**DIRECTIONS FOR THIS TASK:**
Would you quote every entry exactly, dropping only the pictures?

[START SUPPLIED RECORDS]

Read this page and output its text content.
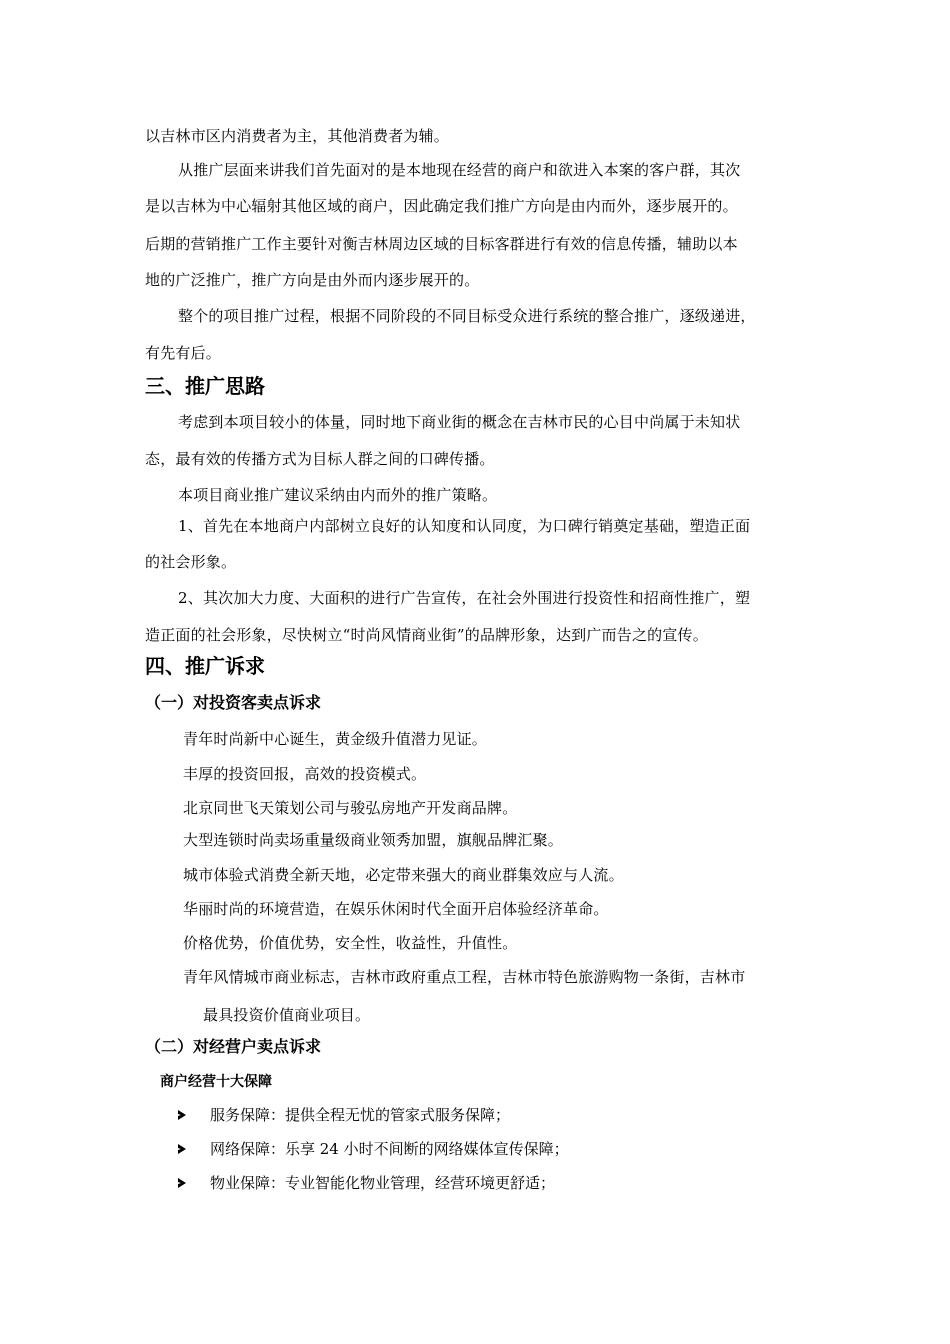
以吉林市区内消费者为主，其他消费者为辅。
从推广层面来讲我们首先面对的是本地现在经营的商户和欲进入本案的客户群，其次
是以吉林为中心辐射其他区域的商户，因此确定我们推广方向是由内而外，逐步展开的。
后期的营销推广工作主要针对衡吉林周边区域的目标客群进行有效的信息传播，辅助以本
地的广泛推广，推广方向是由外而内逐步展开的。
整个的项目推广过程，根据不同阶段的不同目标受众进行系统的整合推广，逐级递进，
有先有后。
三、推广思路
考虑到本项目较小的体量，同时地下商业街的概念在吉林市民的心目中尚属于未知状
态，最有效的传播方式为目标人群之间的口碑传播。
本项目商业推广建议采纳由内而外的推广策略。
1、首先在本地商户内部树立良好的认知度和认同度，为口碑行销奠定基础，塑造正面
的社会形象。
2、其次加大力度、大面积的进行广告宣传，在社会外围进行投资性和招商性推广，塑
造正面的社会形象，尽快树立“时尚风情商业街”的品牌形象，达到广而告之的宣传。
四、推广诉求
（一）对投资客卖点诉求
青年时尚新中心诞生，黄金级升值潜力见证。
丰厚的投资回报，高效的投资模式。
北京同世飞天策划公司与骏弘房地产开发商品牌。
大型连锁时尚卖场重量级商业领秀加盟，旗舰品牌汇聚。
城市体验式消费全新天地，必定带来强大的商业群集效应与人流。
华丽时尚的环境营造，在娱乐休闲时代全面开启体验经济革命。
价格优势，价值优势，安全性，收益性，升值性。
青年风情城市商业标志，吉林市政府重点工程，吉林市特色旅游购物一条街，吉林市
最具投资价值商业项目。
（二）对经营户卖点诉求
商户经营十大保障
服务保障：提供全程无忧的管家式服务保障；
网络保障：乐享 24 小时不间断的网络媒体宣传保障；
物业保障：专业智能化物业管理，经营环境更舒适；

[END SUPPLIED RECORDS]

**RESULT:**
Read this page and output its text content.
以吉林市区内消费者为主，其他消费者为辅。
从推广层面来讲我们首先面对的是本地现在经营的商户和欲进入本案的客户群，其次
是以吉林为中心辐射其他区域的商户，因此确定我们推广方向是由内而外，逐步展开的。
后期的营销推广工作主要针对衡吉林周边区域的目标客群进行有效的信息传播，辅助以本
地的广泛推广，推广方向是由外而内逐步展开的。
整个的项目推广过程，根据不同阶段的不同目标受众进行系统的整合推广，逐级递进，
有先有后。
三、推广思路
考虑到本项目较小的体量，同时地下商业街的概念在吉林市民的心目中尚属于未知状
态，最有效的传播方式为目标人群之间的口碑传播。
本项目商业推广建议采纳由内而外的推广策略。
1、首先在本地商户内部树立良好的认知度和认同度，为口碑行销奠定基础，塑造正面
的社会形象。
2、其次加大力度、大面积的进行广告宣传，在社会外围进行投资性和招商性推广，塑
造正面的社会形象，尽快树立“时尚风情商业街”的品牌形象，达到广而告之的宣传。
四、推广诉求
（一）对投资客卖点诉求
青年时尚新中心诞生，黄金级升值潜力见证。
丰厚的投资回报，高效的投资模式。
北京同世飞天策划公司与骏弘房地产开发商品牌。
大型连锁时尚卖场重量级商业领秀加盟，旗舰品牌汇聚。
城市体验式消费全新天地，必定带来强大的商业群集效应与人流。
华丽时尚的环境营造，在娱乐休闲时代全面开启体验经济革命。
价格优势，价值优势，安全性，收益性，升值性。
青年风情城市商业标志，吉林市政府重点工程，吉林市特色旅游购物一条街，吉林市
最具投资价值商业项目。
（二）对经营户卖点诉求
商户经营十大保障
服务保障：提供全程无忧的管家式服务保障；
网络保障：乐享 24 小时不间断的网络媒体宣传保障；
物业保障：专业智能化物业管理，经营环境更舒适；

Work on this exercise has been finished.